• **Raw data**
'''

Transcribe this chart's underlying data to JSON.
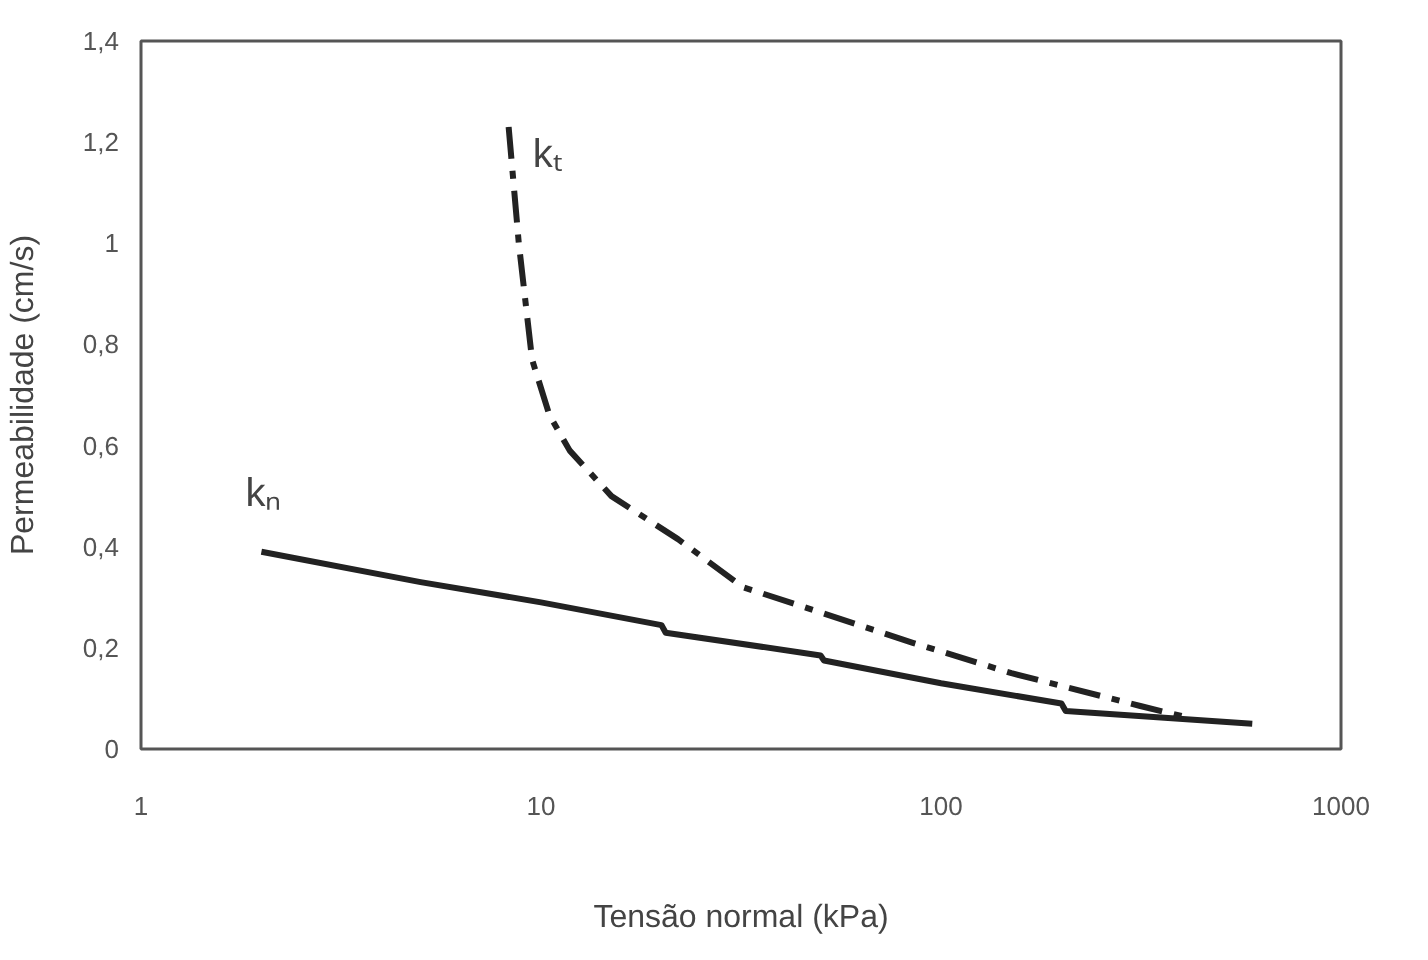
{
  "chart_data": {
    "type": "line",
    "xlabel": "Tensão normal (kPa)",
    "ylabel": "Permeabilidade (cm/s)",
    "log": "x",
    "grid": false,
    "xlim": [
      1,
      1000
    ],
    "xticks": [
      1,
      10,
      100,
      1000
    ],
    "ylim": [
      0,
      1.4
    ],
    "yticks": [
      0,
      {
        "value": 0.2,
        "label": "0,2"
      },
      {
        "value": 0.4,
        "label": "0,4"
      },
      {
        "value": 0.6,
        "label": "0,6"
      },
      {
        "value": 0.8,
        "label": "0,8"
      },
      1,
      {
        "value": 1.2,
        "label": "1,2"
      },
      {
        "value": 1.4,
        "label": "1,4"
      }
    ],
    "series": [
      {
        "name": "kₙ",
        "color": "#222222",
        "line_style": "solid",
        "x": [
          2,
          5,
          10,
          20,
          20.5,
          50,
          51,
          100,
          200,
          205,
          600
        ],
        "values": [
          0.39,
          0.33,
          0.29,
          0.245,
          0.23,
          0.185,
          0.175,
          0.13,
          0.09,
          0.075,
          0.05
        ]
      },
      {
        "name": "kₜ",
        "color": "#222222",
        "line_style": "dashed",
        "x": [
          8.3,
          8.8,
          9.5,
          10.5,
          11.8,
          15,
          22,
          32,
          50,
          85,
          150,
          315,
          425
        ],
        "values": [
          1.23,
          1.0,
          0.77,
          0.66,
          0.59,
          0.5,
          0.415,
          0.32,
          0.27,
          0.21,
          0.15,
          0.085,
          0.06
        ]
      }
    ]
  }
}
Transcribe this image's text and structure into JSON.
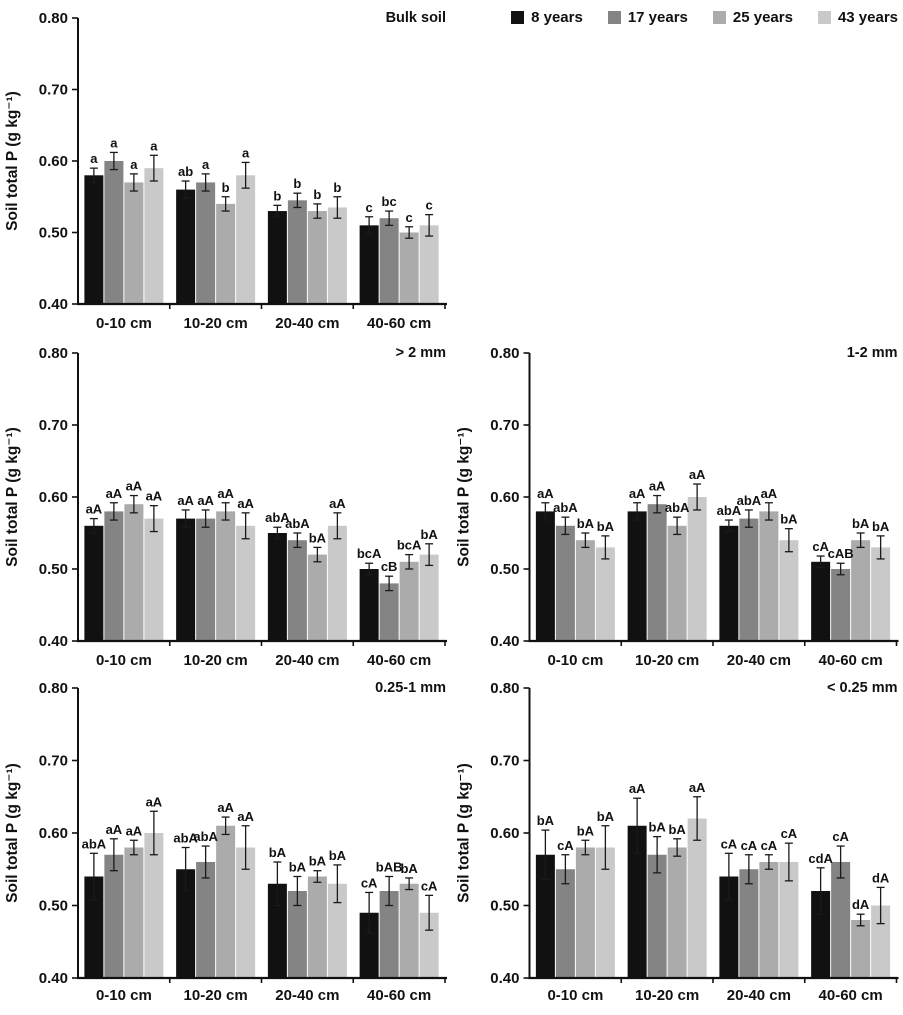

'''

• **Problem description**
Reproduce all the entries that precede this task, word for word, minus any pictures.

• **Output below**
Transcribe this chart's underlying data to JSON.
{
  "chart_data": {
    "type": "line",
    "xlabel": "Tensão normal (kPa)",
    "ylabel": "Permeabilidade (cm/s)",
    "log": "x",
    "grid": false,
    "xlim": [
      1,
      1000
    ],
    "xticks": [
      1,
      10,
      100,
      1000
    ],
    "ylim": [
      0,
      1.4
    ],
    "yticks": [
      0,
      {
        "value": 0.2,
        "label": "0,2"
      },
      {
        "value": 0.4,
        "label": "0,4"
      },
      {
        "value": 0.6,
        "label": "0,6"
      },
      {
        "value": 0.8,
        "label": "0,8"
      },
      1,
      {
        "value": 1.2,
        "label": "1,2"
      },
      {
        "value": 1.4,
        "label": "1,4"
      }
    ],
    "series": [
      {
        "name": "kₙ",
        "color": "#222222",
        "line_style": "solid",
        "x": [
          2,
          5,
          10,
          20,
          20.5,
          50,
          51,
          100,
          200,
          205,
          600
        ],
        "values": [
          0.39,
          0.33,
          0.29,
          0.245,
          0.23,
          0.185,
          0.175,
          0.13,
          0.09,
          0.075,
          0.05
        ]
      },
      {
        "name": "kₜ",
        "color": "#222222",
        "line_style": "dashed",
        "x": [
          8.3,
          8.8,
          9.5,
          10.5,
          11.8,
          15,
          22,
          32,
          50,
          85,
          150,
          315,
          425
        ],
        "values": [
          1.23,
          1.0,
          0.77,
          0.66,
          0.59,
          0.5,
          0.415,
          0.32,
          0.27,
          0.21,
          0.15,
          0.085,
          0.06
        ]
      }
    ]
  }
}
Transcribe this image's text and structure into JSON.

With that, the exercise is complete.